Dataset records

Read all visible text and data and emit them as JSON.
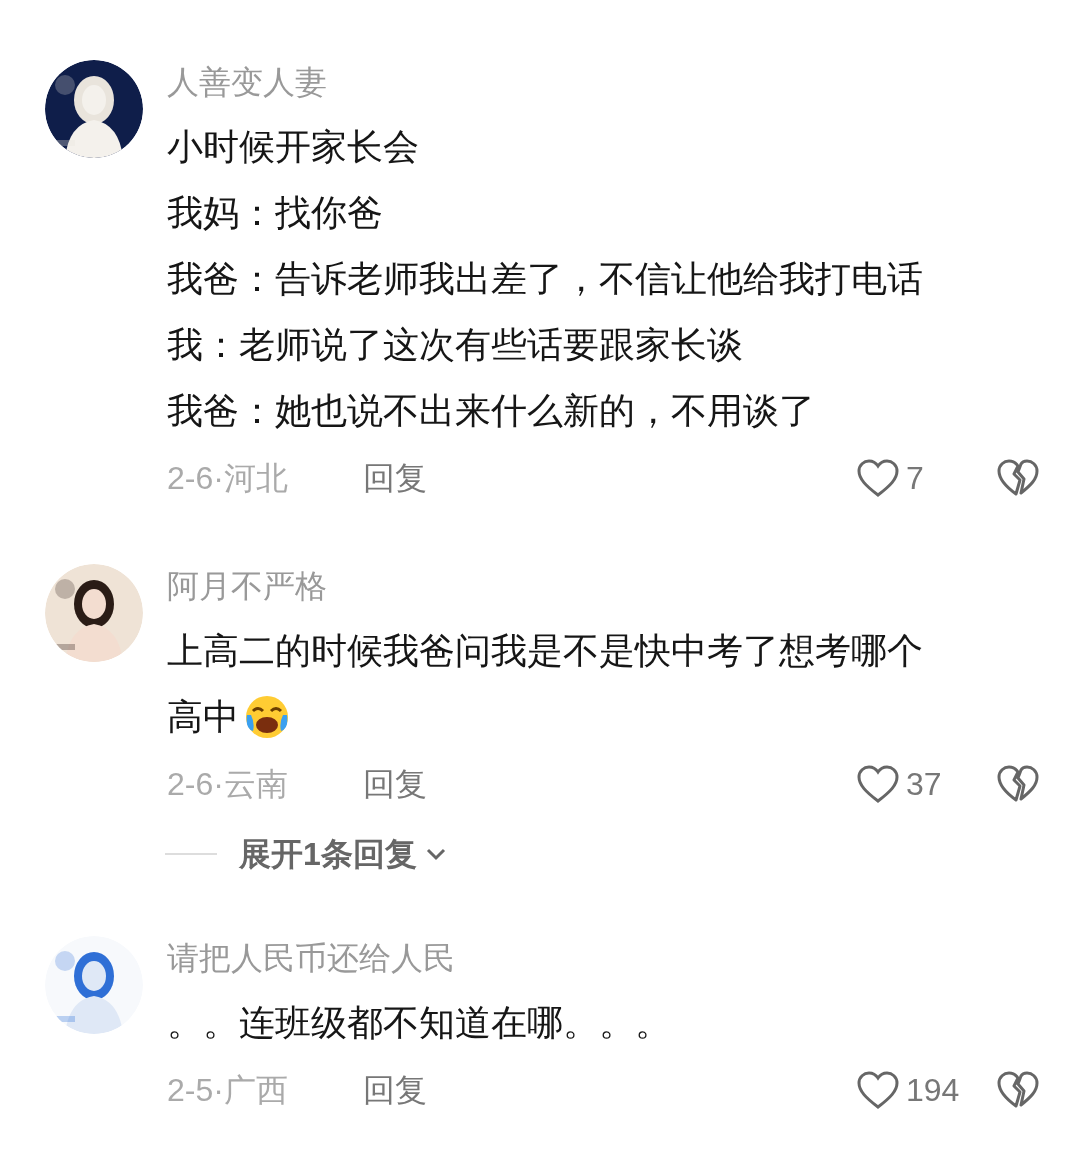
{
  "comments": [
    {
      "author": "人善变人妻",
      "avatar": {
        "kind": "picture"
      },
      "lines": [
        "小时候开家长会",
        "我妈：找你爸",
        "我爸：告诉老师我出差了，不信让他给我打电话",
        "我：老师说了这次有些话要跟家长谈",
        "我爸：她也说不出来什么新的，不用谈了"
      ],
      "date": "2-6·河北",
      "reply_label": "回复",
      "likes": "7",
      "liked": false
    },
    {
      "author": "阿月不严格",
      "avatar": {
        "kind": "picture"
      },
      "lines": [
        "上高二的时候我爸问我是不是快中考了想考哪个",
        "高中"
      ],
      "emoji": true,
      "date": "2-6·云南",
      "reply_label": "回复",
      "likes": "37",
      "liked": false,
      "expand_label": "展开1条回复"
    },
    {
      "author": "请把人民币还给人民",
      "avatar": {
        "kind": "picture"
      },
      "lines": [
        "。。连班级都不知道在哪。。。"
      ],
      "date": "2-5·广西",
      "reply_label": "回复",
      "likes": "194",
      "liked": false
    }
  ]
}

| TO BE DONE |
Transcribe every record above exactly, leaving out the pictures.

| OUTPUT FOR THIS EXERCISE |
Read all visible text and data and emit them as JSON.
{
  "comments": [
    {
      "author": "人善变人妻",
      "avatar": {
        "kind": "picture"
      },
      "lines": [
        "小时候开家长会",
        "我妈：找你爸",
        "我爸：告诉老师我出差了，不信让他给我打电话",
        "我：老师说了这次有些话要跟家长谈",
        "我爸：她也说不出来什么新的，不用谈了"
      ],
      "date": "2-6·河北",
      "reply_label": "回复",
      "likes": "7",
      "liked": false
    },
    {
      "author": "阿月不严格",
      "avatar": {
        "kind": "picture"
      },
      "lines": [
        "上高二的时候我爸问我是不是快中考了想考哪个",
        "高中"
      ],
      "emoji": true,
      "date": "2-6·云南",
      "reply_label": "回复",
      "likes": "37",
      "liked": false,
      "expand_label": "展开1条回复"
    },
    {
      "author": "请把人民币还给人民",
      "avatar": {
        "kind": "picture"
      },
      "lines": [
        "。。连班级都不知道在哪。。。"
      ],
      "date": "2-5·广西",
      "reply_label": "回复",
      "likes": "194",
      "liked": false
    }
  ]
}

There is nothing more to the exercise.